## The input:
************

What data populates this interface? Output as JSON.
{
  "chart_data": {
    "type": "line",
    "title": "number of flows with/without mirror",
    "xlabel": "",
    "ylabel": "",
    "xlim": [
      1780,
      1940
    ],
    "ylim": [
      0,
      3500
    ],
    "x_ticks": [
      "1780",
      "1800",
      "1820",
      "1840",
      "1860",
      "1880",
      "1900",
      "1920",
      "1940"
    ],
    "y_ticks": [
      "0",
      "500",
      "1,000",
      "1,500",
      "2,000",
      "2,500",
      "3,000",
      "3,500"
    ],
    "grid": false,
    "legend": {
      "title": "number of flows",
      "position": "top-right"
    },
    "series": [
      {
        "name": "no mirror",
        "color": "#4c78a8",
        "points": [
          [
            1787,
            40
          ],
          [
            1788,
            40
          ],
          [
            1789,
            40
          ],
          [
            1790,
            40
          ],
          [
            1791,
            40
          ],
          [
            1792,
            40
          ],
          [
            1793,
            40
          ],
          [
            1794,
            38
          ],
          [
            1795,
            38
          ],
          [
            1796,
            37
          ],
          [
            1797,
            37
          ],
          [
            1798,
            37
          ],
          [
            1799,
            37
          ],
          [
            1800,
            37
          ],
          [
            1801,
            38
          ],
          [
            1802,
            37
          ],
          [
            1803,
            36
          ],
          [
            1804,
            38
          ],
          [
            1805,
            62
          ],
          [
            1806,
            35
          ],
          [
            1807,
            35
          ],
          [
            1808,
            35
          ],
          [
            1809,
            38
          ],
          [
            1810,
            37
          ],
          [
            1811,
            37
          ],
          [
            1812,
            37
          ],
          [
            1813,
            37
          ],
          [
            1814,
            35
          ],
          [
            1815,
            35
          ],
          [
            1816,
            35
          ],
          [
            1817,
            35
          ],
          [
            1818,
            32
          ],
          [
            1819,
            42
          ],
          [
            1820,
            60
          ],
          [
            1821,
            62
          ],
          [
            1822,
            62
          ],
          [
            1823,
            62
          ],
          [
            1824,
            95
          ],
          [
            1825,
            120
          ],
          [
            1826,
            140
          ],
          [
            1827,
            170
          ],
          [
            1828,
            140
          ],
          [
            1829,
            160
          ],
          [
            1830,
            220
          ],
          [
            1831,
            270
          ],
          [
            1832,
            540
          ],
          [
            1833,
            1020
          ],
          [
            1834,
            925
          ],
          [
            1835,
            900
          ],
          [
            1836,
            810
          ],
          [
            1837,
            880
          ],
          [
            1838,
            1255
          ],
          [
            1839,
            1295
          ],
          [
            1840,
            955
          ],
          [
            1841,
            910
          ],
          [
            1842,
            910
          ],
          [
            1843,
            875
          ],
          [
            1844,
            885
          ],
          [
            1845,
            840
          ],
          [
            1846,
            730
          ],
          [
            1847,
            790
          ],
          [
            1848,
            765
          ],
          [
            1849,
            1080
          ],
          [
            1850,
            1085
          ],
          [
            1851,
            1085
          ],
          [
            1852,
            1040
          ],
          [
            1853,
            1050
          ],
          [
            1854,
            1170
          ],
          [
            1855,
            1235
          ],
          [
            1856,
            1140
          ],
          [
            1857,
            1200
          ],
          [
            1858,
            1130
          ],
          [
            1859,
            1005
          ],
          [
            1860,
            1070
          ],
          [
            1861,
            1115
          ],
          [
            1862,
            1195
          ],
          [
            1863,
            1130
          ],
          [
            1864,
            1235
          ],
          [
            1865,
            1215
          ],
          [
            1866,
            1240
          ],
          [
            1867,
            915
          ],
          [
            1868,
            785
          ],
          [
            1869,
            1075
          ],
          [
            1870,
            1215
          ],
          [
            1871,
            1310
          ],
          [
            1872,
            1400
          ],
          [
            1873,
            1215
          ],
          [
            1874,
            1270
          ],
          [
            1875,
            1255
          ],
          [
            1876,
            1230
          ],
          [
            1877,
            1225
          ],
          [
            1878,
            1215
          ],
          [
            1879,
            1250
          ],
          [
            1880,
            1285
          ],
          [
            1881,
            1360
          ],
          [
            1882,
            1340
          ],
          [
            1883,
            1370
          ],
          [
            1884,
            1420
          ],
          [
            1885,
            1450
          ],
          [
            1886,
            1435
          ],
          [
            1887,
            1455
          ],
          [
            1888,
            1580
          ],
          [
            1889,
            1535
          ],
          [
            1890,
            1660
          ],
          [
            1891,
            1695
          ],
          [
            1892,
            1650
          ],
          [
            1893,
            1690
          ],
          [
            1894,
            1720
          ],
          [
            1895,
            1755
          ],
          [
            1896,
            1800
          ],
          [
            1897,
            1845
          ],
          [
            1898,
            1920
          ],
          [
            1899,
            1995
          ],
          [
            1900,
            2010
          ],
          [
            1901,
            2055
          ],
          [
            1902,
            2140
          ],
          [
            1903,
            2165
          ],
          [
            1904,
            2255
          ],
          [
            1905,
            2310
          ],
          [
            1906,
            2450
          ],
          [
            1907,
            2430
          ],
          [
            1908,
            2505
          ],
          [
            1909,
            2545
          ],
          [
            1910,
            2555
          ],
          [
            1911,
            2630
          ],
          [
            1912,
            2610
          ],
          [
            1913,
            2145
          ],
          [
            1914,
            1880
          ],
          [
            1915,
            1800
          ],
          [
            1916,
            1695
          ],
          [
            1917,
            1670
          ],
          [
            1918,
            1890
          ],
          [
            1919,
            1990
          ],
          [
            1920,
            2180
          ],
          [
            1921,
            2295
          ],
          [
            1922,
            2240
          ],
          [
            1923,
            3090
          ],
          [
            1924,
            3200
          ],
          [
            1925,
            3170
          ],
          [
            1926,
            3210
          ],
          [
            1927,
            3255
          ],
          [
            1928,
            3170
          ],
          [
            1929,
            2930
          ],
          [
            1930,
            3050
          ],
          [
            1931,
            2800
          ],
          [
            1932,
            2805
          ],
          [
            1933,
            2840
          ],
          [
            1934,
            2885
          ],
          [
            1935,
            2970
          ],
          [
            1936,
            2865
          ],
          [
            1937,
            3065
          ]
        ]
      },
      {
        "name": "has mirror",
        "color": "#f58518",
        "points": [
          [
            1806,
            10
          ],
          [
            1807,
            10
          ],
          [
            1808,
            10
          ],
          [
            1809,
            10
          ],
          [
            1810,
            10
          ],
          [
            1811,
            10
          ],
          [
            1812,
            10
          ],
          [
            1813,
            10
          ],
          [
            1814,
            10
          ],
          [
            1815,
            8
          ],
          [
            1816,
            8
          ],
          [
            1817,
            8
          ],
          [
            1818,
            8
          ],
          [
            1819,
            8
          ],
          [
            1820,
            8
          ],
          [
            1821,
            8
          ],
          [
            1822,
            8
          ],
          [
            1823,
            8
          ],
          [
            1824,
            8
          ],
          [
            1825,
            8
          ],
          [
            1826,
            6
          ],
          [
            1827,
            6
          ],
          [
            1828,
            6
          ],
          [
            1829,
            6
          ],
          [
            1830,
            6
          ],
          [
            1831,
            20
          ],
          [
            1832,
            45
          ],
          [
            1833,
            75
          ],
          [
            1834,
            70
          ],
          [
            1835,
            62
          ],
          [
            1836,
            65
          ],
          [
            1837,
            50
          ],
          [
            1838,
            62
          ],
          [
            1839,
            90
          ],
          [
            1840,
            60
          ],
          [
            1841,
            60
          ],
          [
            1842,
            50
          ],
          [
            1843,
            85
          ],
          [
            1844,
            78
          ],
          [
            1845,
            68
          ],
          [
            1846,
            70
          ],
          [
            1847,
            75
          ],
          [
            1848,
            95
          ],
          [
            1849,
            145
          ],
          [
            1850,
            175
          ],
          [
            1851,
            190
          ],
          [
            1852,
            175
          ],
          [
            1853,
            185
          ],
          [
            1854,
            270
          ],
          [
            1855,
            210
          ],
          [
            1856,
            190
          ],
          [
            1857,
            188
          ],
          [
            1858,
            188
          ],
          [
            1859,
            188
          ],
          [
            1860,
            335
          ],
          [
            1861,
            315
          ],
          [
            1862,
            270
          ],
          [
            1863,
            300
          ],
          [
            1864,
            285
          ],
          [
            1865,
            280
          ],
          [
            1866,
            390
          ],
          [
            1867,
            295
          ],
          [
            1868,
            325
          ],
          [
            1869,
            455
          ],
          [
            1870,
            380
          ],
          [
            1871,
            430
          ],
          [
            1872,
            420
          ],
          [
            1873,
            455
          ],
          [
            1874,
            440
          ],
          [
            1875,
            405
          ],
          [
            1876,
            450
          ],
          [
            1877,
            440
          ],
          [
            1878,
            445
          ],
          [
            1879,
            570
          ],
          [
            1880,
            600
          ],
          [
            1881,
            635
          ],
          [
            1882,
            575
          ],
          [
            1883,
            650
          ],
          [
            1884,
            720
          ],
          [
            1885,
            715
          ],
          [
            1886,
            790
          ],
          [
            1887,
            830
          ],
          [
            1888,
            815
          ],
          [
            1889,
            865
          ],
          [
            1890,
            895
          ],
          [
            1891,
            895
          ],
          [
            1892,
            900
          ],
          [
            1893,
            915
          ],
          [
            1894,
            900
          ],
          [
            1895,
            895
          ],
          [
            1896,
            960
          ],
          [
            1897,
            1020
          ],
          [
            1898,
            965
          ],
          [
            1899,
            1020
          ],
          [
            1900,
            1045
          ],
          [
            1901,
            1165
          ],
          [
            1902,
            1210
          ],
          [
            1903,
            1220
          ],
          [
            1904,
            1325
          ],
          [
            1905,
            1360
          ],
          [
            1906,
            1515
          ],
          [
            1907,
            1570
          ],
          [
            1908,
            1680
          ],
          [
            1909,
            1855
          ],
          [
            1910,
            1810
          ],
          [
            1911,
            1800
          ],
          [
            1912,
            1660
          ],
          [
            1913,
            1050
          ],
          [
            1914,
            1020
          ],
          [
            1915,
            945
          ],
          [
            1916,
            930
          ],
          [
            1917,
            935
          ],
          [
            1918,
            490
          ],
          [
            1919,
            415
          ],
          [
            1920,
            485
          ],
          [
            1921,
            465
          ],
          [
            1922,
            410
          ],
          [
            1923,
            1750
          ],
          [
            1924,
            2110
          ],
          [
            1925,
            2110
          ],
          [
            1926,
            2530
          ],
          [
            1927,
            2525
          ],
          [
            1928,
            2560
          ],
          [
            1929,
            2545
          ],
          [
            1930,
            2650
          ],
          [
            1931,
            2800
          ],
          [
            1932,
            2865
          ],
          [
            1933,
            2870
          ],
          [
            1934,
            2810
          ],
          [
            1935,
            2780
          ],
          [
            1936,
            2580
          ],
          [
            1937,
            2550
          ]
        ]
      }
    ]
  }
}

************

Pull every line containing the word "number" out of the entries above.

    "title": "number of flows with/without mirror",
      "title": "number of flows",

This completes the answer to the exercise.